━━━━━ PASSAGE GIVEN ━━━━━

Designing For and With Refugee Teachers in Tanzania

In partnership with the Zolberg Institute on Migration and Mobility, the IRC selects master’s and doctoral scholars across The New School for Social Research to participate in our fellowship program. Fellows have the opportunity to imagine, test, and help implement new innovations as part of the IRC’s global research and innovation efforts. Learn more about the fellowship here.


This past February, I had the opportunity to go on my first field visit, accompanying the IRC’s Research, Evaluation, and Learning (REL) and Airbel Center teams to the Mtendeli refugee camp outside Kibondo, Tanzania, where 45,000 Burundian refugees currently reside.

We flew first into Dar es Salaam, then across the country to Kigoma, and then drove north to Kibondo. The pin marks the location of Mtendeli.

Week 1: Supporting Teachers in Refugee Camps with the Airbel Center & Praekelt.org

During the first week, I was embedded with a team from the Airbel Center and their partners from Praekelt.org, working on prototypes for a new education program that leverages social-emotional learning (SEL) to encourage the success and wellbeing of primary school children in refugee and humanitarian settings. SEL — sometimes called soft skills or emotional intelligence — refers to skills that cultivate resilience and a person’s ability to understand and regulate their emotions, develop working memory, solve problems, set and achieve positive goals, show empathy for others, and establish positive relationships. We focused on a new type of training program for teachers to help educators learn and facilitate SEL activities in their classrooms. To develop grounding for our work, it was important to spend time with the clients who would actually be taking part in the training: the teachers.

━━━━━

REQUIREMENT 1
Write out the stretch of the Tanzania field visit account from "In partnership with" through "refugees currently reside.", word for word.
REQUIREMENT 2
In the Tanzania field visit account, how many Burundian refugees currently reside in the Mtendeli refugee camp?

━━━━━ DATASET EXCERPTS ━━━━━

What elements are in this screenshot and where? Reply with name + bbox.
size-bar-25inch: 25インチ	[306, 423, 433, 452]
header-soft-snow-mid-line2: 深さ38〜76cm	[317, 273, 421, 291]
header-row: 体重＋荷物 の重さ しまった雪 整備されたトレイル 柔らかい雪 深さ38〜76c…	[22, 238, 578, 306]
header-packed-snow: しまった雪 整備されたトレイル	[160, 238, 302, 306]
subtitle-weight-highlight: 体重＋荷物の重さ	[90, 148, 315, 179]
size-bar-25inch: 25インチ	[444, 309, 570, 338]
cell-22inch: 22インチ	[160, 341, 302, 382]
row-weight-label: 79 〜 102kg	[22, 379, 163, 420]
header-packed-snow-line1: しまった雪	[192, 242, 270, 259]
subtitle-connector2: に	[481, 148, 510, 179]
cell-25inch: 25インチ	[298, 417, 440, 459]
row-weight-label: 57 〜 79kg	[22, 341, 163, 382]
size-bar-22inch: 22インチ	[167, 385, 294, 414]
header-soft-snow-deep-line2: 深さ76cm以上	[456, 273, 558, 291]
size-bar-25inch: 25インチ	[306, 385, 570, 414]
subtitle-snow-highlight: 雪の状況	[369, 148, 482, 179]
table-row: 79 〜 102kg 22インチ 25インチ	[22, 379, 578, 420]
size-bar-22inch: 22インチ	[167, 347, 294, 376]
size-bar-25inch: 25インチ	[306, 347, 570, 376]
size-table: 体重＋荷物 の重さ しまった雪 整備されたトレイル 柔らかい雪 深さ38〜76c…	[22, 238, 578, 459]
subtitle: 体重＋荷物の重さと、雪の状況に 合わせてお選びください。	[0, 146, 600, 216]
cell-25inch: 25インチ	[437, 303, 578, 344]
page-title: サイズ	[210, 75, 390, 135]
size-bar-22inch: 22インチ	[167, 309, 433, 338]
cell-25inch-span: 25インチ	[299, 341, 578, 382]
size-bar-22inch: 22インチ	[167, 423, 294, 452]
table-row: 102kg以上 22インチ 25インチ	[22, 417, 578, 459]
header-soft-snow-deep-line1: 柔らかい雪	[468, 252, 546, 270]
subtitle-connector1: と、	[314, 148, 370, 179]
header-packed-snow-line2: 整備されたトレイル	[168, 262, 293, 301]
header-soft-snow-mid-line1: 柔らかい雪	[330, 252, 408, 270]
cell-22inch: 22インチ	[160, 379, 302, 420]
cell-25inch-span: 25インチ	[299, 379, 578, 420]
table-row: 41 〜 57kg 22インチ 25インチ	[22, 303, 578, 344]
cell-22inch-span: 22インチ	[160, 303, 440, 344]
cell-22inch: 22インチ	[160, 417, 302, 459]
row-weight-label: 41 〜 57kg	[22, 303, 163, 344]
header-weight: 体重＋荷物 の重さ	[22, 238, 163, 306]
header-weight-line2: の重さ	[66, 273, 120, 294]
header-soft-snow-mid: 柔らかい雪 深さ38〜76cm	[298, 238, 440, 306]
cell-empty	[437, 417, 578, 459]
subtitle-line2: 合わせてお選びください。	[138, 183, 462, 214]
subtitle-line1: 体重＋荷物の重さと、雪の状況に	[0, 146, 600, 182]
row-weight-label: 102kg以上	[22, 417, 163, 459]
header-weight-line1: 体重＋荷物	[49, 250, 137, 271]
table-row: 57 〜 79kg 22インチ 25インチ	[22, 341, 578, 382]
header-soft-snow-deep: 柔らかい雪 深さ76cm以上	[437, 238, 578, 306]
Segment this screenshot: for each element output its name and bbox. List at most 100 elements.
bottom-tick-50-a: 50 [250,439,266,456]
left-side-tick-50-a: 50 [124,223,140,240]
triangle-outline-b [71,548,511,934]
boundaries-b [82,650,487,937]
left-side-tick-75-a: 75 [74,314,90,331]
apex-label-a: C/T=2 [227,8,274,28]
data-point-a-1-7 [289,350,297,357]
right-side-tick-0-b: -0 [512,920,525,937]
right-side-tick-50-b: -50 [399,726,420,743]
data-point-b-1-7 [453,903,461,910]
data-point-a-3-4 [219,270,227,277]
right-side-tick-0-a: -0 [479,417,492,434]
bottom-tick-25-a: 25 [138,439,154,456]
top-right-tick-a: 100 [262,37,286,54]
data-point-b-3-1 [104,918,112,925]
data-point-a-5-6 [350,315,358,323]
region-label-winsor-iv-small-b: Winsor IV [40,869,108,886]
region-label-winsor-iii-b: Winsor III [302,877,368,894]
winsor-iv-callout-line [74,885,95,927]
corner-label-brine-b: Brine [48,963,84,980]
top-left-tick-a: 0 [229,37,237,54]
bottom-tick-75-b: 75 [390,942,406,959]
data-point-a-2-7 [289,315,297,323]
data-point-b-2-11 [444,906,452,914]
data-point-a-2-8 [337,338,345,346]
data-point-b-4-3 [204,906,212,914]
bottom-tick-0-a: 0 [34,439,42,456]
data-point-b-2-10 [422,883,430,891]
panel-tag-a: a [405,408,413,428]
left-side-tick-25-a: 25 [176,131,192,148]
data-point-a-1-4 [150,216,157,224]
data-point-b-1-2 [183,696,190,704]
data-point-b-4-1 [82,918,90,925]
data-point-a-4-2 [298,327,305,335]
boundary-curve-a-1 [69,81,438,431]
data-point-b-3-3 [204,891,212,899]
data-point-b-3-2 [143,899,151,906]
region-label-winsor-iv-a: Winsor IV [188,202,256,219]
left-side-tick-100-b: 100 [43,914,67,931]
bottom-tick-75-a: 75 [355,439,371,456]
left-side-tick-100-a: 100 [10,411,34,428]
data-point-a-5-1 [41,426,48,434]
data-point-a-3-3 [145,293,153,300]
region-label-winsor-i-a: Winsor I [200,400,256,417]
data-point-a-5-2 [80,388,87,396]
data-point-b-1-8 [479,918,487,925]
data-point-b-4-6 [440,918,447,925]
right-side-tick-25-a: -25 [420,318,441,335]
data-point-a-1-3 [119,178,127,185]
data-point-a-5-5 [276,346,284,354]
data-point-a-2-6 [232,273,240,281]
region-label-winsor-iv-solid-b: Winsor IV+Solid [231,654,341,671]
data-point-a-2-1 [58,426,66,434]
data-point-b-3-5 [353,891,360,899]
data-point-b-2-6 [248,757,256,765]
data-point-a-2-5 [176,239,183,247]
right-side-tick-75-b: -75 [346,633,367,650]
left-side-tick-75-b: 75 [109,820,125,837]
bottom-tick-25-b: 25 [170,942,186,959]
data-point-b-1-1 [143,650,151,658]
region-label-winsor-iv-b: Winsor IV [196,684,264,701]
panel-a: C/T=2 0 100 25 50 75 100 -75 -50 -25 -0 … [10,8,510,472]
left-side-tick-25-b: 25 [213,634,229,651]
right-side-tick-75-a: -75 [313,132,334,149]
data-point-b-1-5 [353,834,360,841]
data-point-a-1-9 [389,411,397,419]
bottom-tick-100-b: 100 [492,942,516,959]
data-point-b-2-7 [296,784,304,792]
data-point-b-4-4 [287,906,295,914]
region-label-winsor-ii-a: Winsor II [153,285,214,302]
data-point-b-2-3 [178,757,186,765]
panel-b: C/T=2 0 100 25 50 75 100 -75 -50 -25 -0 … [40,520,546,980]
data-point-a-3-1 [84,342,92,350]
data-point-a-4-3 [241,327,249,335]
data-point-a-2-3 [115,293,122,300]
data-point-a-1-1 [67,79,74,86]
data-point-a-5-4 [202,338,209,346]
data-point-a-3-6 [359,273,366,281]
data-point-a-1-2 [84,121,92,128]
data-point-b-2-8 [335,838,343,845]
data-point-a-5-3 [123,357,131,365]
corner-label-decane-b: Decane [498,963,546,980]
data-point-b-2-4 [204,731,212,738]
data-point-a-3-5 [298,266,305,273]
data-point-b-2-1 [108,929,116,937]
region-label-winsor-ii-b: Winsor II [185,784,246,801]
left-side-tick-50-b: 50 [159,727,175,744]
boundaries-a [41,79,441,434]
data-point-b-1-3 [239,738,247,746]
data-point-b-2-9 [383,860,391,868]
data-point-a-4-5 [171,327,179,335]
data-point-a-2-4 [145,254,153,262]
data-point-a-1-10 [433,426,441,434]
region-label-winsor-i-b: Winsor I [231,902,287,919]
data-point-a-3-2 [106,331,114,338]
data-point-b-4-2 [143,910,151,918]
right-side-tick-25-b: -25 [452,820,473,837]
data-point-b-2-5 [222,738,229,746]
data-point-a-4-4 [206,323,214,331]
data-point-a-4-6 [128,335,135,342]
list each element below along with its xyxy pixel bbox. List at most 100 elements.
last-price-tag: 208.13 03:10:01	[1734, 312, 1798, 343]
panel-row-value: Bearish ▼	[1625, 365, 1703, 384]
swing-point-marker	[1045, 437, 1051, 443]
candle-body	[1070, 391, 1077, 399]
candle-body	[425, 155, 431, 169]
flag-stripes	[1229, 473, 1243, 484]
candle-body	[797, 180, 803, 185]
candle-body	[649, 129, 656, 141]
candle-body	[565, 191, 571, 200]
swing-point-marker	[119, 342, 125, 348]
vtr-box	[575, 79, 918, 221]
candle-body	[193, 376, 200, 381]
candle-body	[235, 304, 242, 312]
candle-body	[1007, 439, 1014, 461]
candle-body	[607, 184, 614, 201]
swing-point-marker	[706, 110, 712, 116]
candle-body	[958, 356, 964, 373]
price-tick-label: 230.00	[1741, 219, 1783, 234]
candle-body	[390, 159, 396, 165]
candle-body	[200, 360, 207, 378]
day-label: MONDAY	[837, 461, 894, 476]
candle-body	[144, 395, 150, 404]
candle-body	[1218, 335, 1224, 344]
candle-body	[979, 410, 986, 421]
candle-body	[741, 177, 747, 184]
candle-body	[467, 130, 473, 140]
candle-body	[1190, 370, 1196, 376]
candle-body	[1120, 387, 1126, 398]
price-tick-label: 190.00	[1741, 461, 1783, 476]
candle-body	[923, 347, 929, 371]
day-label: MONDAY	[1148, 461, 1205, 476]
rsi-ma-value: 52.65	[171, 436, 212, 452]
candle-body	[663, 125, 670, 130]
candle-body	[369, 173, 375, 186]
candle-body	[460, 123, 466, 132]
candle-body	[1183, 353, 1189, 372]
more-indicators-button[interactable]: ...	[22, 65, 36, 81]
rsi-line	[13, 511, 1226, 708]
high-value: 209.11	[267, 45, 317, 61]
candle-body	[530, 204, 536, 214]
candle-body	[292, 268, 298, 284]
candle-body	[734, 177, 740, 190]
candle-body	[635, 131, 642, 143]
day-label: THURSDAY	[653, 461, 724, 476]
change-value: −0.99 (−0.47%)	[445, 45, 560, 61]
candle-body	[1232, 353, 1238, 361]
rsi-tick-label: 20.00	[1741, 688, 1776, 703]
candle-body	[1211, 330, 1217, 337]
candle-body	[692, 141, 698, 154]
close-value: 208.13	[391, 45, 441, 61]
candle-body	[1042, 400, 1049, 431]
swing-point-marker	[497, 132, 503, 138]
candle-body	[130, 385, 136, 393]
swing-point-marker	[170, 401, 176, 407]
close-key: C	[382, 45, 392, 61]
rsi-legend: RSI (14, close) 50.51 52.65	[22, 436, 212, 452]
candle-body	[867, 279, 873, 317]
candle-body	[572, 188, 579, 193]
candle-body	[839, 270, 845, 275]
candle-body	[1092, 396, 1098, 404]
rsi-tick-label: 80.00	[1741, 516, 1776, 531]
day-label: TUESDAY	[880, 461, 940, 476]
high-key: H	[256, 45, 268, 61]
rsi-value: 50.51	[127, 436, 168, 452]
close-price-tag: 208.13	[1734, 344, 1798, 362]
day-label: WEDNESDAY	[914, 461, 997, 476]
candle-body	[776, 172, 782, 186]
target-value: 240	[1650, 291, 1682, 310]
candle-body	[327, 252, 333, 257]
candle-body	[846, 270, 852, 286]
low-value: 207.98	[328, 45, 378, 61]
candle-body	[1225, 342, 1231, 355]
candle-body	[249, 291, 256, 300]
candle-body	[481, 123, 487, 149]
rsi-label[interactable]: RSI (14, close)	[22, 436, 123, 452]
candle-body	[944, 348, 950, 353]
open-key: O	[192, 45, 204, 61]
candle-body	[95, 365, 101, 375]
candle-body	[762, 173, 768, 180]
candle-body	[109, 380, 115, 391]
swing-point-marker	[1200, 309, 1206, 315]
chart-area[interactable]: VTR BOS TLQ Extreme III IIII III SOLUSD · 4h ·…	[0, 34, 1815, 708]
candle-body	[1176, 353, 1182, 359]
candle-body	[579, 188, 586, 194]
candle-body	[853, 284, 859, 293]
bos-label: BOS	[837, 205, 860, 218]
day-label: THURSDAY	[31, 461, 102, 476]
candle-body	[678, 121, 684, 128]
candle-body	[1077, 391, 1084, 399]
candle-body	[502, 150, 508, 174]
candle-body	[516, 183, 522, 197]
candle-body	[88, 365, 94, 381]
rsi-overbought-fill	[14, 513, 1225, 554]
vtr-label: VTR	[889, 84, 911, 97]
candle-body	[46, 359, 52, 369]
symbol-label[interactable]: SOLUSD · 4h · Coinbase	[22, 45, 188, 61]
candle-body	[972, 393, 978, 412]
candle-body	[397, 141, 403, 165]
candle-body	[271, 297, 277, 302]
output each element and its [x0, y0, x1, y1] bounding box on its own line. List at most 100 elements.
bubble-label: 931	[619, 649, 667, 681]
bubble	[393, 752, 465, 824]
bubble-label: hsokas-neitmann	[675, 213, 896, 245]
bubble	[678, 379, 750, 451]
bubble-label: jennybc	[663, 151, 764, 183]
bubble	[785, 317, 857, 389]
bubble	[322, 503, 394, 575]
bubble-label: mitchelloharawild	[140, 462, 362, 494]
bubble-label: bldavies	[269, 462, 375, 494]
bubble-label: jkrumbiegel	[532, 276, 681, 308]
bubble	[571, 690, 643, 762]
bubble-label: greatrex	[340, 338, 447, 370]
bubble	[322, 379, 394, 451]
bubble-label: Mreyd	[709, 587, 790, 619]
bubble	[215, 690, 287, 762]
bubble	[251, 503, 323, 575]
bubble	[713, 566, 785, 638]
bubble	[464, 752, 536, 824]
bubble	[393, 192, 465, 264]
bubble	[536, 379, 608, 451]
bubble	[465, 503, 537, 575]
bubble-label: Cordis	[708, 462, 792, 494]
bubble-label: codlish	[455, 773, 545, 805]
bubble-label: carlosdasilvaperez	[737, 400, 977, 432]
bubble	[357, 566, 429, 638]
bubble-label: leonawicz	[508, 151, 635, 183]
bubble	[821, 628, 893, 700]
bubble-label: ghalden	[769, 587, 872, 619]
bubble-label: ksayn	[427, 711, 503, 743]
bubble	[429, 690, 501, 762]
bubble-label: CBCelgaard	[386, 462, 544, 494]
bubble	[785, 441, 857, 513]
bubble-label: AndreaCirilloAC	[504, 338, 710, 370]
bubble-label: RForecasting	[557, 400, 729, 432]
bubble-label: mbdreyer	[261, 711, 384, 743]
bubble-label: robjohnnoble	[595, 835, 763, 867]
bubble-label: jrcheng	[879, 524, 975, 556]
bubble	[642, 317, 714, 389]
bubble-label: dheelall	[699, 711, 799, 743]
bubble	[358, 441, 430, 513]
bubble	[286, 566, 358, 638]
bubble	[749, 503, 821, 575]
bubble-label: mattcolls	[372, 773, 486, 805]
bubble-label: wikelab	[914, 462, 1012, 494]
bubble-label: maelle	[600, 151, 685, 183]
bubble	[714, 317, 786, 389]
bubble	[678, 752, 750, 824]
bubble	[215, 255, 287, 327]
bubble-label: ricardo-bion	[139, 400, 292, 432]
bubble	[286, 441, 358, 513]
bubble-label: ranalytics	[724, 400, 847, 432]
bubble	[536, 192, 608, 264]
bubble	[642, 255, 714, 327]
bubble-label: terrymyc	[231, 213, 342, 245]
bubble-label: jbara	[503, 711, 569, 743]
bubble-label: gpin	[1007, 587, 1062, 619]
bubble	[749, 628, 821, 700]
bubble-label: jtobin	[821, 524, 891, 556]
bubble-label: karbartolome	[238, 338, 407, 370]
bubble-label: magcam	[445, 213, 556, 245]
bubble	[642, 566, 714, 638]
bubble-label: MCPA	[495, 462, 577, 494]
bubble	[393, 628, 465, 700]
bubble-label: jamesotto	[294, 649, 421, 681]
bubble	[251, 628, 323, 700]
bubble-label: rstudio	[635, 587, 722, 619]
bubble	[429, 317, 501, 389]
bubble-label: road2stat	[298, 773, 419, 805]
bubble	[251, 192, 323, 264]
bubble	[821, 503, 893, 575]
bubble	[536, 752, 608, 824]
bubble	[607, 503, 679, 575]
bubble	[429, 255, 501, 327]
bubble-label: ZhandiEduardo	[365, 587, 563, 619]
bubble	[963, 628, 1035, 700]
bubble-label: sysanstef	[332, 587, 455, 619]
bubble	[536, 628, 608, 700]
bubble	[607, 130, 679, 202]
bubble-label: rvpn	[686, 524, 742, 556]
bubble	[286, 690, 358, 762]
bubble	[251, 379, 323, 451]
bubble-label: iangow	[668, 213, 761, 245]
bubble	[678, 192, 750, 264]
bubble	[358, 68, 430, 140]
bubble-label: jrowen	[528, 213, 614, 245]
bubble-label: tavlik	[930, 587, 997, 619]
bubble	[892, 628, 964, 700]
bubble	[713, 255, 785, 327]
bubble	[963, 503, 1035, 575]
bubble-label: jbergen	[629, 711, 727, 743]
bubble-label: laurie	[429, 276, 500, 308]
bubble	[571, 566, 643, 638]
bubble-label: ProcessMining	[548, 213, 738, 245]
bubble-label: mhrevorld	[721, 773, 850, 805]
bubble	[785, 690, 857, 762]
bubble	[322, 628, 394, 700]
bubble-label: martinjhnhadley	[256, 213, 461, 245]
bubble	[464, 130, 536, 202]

━━━━━

TASK OUTPUT 1
In partnership with the Zolberg Institute on Migration and Mobility, the IRC selects master’s and doctoral scholars across The New School for Social Research to participate in our fellowship program. Fellows have the opportunity to imagine, test, and help implement new innovations as part of the IRC’s global research and innovation efforts. Learn more about the fellowship here.


This past February, I had the opportunity to go on my first field visit, accompanying the IRC’s Research, Evaluation, and Learning (REL) and Airbel Center teams to the Mtendeli refugee camp outside Kibondo, Tanzania, where 45,000 Burundian refugees currently reside.

TASK OUTPUT 2
45,000 Burundian refugees currently reside there.